Omit the pictures, then write out every entry exactly as it reads.

[start The input]

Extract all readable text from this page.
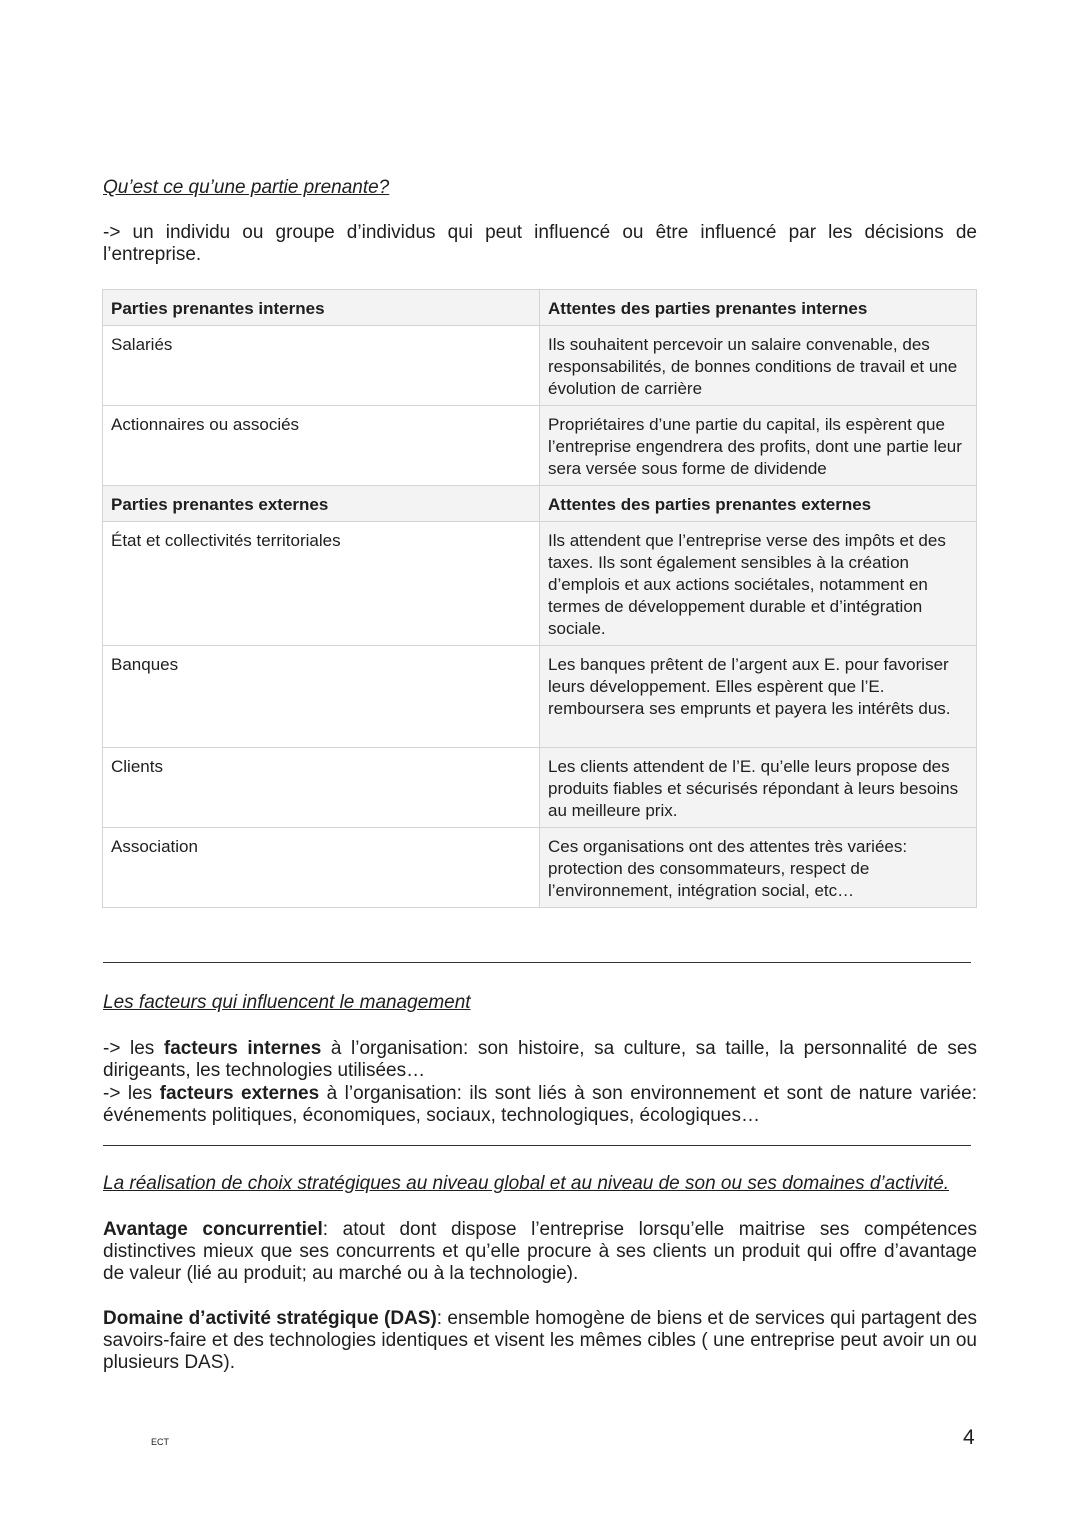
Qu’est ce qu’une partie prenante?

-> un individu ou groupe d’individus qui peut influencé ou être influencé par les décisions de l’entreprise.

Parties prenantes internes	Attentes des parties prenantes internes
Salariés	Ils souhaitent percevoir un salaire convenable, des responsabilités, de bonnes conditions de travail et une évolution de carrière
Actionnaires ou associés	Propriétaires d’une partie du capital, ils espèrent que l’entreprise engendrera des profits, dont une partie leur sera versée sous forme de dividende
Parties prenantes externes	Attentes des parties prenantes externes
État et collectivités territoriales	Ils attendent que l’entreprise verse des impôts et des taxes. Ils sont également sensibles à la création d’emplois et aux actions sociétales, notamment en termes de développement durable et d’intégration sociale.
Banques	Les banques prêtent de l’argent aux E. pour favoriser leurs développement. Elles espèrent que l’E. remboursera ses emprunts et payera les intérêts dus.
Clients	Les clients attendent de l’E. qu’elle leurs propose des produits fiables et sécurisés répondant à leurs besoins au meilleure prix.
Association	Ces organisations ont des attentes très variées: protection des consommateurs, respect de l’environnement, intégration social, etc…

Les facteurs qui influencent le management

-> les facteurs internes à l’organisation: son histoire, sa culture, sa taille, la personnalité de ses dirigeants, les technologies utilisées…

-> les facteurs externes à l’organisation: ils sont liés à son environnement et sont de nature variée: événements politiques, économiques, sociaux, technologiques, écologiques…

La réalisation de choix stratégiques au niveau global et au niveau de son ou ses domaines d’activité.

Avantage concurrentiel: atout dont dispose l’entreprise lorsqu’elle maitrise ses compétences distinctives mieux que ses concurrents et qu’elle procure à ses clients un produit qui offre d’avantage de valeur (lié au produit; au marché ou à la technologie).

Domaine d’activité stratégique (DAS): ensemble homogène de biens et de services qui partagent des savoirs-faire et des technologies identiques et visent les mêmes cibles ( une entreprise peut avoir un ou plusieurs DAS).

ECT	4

[end The input]

◆ Task result
Extract all readable text from this page.
Qu’est ce qu’une partie prenante?

-> un individu ou groupe d’individus qui peut influencé ou être influencé par les décisions de l’entreprise.

Parties prenantes internes	Attentes des parties prenantes internes
Salariés	Ils souhaitent percevoir un salaire convenable, des responsabilités, de bonnes conditions de travail et une évolution de carrière
Actionnaires ou associés	Propriétaires d’une partie du capital, ils espèrent que l’entreprise engendrera des profits, dont une partie leur sera versée sous forme de dividende
Parties prenantes externes	Attentes des parties prenantes externes
État et collectivités territoriales	Ils attendent que l’entreprise verse des impôts et des taxes. Ils sont également sensibles à la création d’emplois et aux actions sociétales, notamment en termes de développement durable et d’intégration sociale.
Banques	Les banques prêtent de l’argent aux E. pour favoriser leurs développement. Elles espèrent que l’E. remboursera ses emprunts et payera les intérêts dus.
Clients	Les clients attendent de l’E. qu’elle leurs propose des produits fiables et sécurisés répondant à leurs besoins au meilleure prix.
Association	Ces organisations ont des attentes très variées: protection des consommateurs, respect de l’environnement, intégration social, etc…

Les facteurs qui influencent le management

-> les facteurs internes à l’organisation: son histoire, sa culture, sa taille, la personnalité de ses dirigeants, les technologies utilisées…

-> les facteurs externes à l’organisation: ils sont liés à son environnement et sont de nature variée: événements politiques, économiques, sociaux, technologiques, écologiques…

La réalisation de choix stratégiques au niveau global et au niveau de son ou ses domaines d’activité.

Avantage concurrentiel: atout dont dispose l’entreprise lorsqu’elle maitrise ses compétences distinctives mieux que ses concurrents et qu’elle procure à ses clients un produit qui offre d’avantage de valeur (lié au produit; au marché ou à la technologie).

Domaine d’activité stratégique (DAS): ensemble homogène de biens et de services qui partagent des savoirs-faire et des technologies identiques et visent les mêmes cibles ( une entreprise peut avoir un ou plusieurs DAS).

ECT	4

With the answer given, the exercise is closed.